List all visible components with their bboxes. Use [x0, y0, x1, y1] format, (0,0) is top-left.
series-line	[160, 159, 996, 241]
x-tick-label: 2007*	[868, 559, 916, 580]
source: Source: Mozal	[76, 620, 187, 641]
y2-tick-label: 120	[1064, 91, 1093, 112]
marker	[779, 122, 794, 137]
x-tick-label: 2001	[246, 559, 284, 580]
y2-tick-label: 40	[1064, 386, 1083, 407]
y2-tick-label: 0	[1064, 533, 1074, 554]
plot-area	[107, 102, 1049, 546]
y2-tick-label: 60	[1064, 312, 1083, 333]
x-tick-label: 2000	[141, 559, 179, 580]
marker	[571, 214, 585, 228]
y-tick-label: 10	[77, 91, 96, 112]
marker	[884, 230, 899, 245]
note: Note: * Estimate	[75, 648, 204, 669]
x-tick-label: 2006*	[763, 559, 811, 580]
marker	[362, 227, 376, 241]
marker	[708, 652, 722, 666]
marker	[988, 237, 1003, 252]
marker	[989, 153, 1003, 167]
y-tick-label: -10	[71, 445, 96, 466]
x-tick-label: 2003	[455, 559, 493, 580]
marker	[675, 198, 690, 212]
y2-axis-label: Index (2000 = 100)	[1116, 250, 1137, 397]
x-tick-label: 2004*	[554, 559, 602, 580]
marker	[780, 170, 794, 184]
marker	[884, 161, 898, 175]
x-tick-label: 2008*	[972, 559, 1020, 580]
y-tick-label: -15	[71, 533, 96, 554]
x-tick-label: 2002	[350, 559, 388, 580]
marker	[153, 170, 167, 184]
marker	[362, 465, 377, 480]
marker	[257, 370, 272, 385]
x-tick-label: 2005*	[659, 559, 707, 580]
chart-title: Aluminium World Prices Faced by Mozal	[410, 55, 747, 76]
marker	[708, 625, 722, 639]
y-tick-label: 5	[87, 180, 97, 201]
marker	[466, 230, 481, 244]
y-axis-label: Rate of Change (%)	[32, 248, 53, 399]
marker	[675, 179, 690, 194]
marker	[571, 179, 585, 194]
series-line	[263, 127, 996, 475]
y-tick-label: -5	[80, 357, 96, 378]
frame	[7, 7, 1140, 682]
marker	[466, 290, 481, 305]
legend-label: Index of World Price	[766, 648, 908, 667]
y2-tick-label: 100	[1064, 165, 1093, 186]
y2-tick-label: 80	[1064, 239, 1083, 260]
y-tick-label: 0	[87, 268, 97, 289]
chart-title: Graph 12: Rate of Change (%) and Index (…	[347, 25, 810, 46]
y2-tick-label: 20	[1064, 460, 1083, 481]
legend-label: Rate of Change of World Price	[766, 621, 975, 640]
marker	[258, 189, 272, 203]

> [To be done] Reproduce every line of the listing above word for word, keeping the original order.

> [Final answer]
List all visible components with their bboxes. Use [x0, y0, x1, y1] format, (0,0) is top-left.
series-line	[160, 159, 996, 241]
x-tick-label: 2007*	[868, 559, 916, 580]
source: Source: Mozal	[76, 620, 187, 641]
y2-tick-label: 120	[1064, 91, 1093, 112]
marker	[779, 122, 794, 137]
x-tick-label: 2001	[246, 559, 284, 580]
y2-tick-label: 40	[1064, 386, 1083, 407]
y2-tick-label: 0	[1064, 533, 1074, 554]
plot-area	[107, 102, 1049, 546]
y2-tick-label: 60	[1064, 312, 1083, 333]
x-tick-label: 2000	[141, 559, 179, 580]
marker	[571, 214, 585, 228]
y-tick-label: 10	[77, 91, 96, 112]
marker	[884, 230, 899, 245]
note: Note: * Estimate	[75, 648, 204, 669]
x-tick-label: 2006*	[763, 559, 811, 580]
marker	[362, 227, 376, 241]
marker	[708, 652, 722, 666]
marker	[988, 237, 1003, 252]
marker	[989, 153, 1003, 167]
y-tick-label: -10	[71, 445, 96, 466]
x-tick-label: 2003	[455, 559, 493, 580]
marker	[675, 198, 690, 212]
y2-axis-label: Index (2000 = 100)	[1116, 250, 1137, 397]
x-tick-label: 2004*	[554, 559, 602, 580]
marker	[780, 170, 794, 184]
marker	[884, 161, 898, 175]
x-tick-label: 2008*	[972, 559, 1020, 580]
y-tick-label: -15	[71, 533, 96, 554]
x-tick-label: 2002	[350, 559, 388, 580]
marker	[153, 170, 167, 184]
marker	[362, 465, 377, 480]
marker	[257, 370, 272, 385]
x-tick-label: 2005*	[659, 559, 707, 580]
chart-title: Aluminium World Prices Faced by Mozal	[410, 55, 747, 76]
marker	[708, 625, 722, 639]
y-tick-label: 5	[87, 180, 97, 201]
marker	[466, 230, 481, 244]
y-axis-label: Rate of Change (%)	[32, 248, 53, 399]
marker	[675, 179, 690, 194]
marker	[571, 179, 585, 194]
series-line	[263, 127, 996, 475]
y-tick-label: -5	[80, 357, 96, 378]
frame	[7, 7, 1140, 682]
marker	[466, 290, 481, 305]
legend-label: Index of World Price	[766, 648, 908, 667]
y2-tick-label: 100	[1064, 165, 1093, 186]
y2-tick-label: 80	[1064, 239, 1083, 260]
y-tick-label: 0	[87, 268, 97, 289]
chart-title: Graph 12: Rate of Change (%) and Index (…	[347, 25, 810, 46]
y2-tick-label: 20	[1064, 460, 1083, 481]
legend-label: Rate of Change of World Price	[766, 621, 975, 640]
marker	[258, 189, 272, 203]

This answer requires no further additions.